### Aim of the task
Print the entries below in their entirety, exactly as they are written.

### Dataset excerpts
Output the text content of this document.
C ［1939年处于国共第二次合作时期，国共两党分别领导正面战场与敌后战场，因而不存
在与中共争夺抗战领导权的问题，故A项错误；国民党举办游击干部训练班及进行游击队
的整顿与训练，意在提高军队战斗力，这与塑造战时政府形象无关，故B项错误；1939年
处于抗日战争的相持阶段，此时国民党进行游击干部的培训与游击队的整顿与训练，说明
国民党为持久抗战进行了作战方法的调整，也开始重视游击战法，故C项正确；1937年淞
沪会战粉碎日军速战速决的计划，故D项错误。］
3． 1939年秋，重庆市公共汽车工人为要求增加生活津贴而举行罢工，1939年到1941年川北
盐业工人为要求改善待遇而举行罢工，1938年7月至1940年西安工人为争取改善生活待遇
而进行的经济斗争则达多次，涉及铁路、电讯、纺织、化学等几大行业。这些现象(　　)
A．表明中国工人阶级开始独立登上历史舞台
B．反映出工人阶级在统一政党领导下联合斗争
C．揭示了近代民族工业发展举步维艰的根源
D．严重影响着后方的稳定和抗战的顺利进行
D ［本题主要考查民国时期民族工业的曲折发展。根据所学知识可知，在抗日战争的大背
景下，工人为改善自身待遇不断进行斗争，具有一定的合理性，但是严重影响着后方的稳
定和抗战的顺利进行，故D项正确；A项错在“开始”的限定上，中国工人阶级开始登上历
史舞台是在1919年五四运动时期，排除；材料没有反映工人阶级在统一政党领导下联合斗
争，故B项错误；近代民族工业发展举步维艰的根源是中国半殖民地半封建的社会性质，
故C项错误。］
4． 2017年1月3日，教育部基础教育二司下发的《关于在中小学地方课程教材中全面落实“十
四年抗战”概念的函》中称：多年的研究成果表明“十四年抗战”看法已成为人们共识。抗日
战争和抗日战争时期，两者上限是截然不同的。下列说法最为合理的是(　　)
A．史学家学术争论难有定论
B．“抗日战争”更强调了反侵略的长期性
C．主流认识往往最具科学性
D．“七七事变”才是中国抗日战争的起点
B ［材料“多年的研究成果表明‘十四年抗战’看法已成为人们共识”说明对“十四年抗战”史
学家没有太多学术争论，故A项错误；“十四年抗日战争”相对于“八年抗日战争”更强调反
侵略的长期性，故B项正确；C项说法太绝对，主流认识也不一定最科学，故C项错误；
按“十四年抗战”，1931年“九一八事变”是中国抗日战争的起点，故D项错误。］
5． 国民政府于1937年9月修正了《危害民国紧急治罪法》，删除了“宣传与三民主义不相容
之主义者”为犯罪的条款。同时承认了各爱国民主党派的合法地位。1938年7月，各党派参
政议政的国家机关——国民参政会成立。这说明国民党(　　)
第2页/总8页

### Final answer
Output the text content of this document.
C ［1939年处于国共第二次合作时期，国共两党分别领导正面战场与敌后战场，因而不存
在与中共争夺抗战领导权的问题，故A项错误；国民党举办游击干部训练班及进行游击队
的整顿与训练，意在提高军队战斗力，这与塑造战时政府形象无关，故B项错误；1939年
处于抗日战争的相持阶段，此时国民党进行游击干部的培训与游击队的整顿与训练，说明
国民党为持久抗战进行了作战方法的调整，也开始重视游击战法，故C项正确；1937年淞
沪会战粉碎日军速战速决的计划，故D项错误。］
3． 1939年秋，重庆市公共汽车工人为要求增加生活津贴而举行罢工，1939年到1941年川北
盐业工人为要求改善待遇而举行罢工，1938年7月至1940年西安工人为争取改善生活待遇
而进行的经济斗争则达多次，涉及铁路、电讯、纺织、化学等几大行业。这些现象(　　)
A．表明中国工人阶级开始独立登上历史舞台
B．反映出工人阶级在统一政党领导下联合斗争
C．揭示了近代民族工业发展举步维艰的根源
D．严重影响着后方的稳定和抗战的顺利进行
D ［本题主要考查民国时期民族工业的曲折发展。根据所学知识可知，在抗日战争的大背
景下，工人为改善自身待遇不断进行斗争，具有一定的合理性，但是严重影响着后方的稳
定和抗战的顺利进行，故D项正确；A项错在“开始”的限定上，中国工人阶级开始登上历
史舞台是在1919年五四运动时期，排除；材料没有反映工人阶级在统一政党领导下联合斗
争，故B项错误；近代民族工业发展举步维艰的根源是中国半殖民地半封建的社会性质，
故C项错误。］
4． 2017年1月3日，教育部基础教育二司下发的《关于在中小学地方课程教材中全面落实“十
四年抗战”概念的函》中称：多年的研究成果表明“十四年抗战”看法已成为人们共识。抗日
战争和抗日战争时期，两者上限是截然不同的。下列说法最为合理的是(　　)
A．史学家学术争论难有定论
B．“抗日战争”更强调了反侵略的长期性
C．主流认识往往最具科学性
D．“七七事变”才是中国抗日战争的起点
B ［材料“多年的研究成果表明‘十四年抗战’看法已成为人们共识”说明对“十四年抗战”史
学家没有太多学术争论，故A项错误；“十四年抗日战争”相对于“八年抗日战争”更强调反
侵略的长期性，故B项正确；C项说法太绝对，主流认识也不一定最科学，故C项错误；
按“十四年抗战”，1931年“九一八事变”是中国抗日战争的起点，故D项错误。］
5． 国民政府于1937年9月修正了《危害民国紧急治罪法》，删除了“宣传与三民主义不相容
之主义者”为犯罪的条款。同时承认了各爱国民主党派的合法地位。1938年7月，各党派参
政议政的国家机关——国民参政会成立。这说明国民党(　　)
第2页/总8页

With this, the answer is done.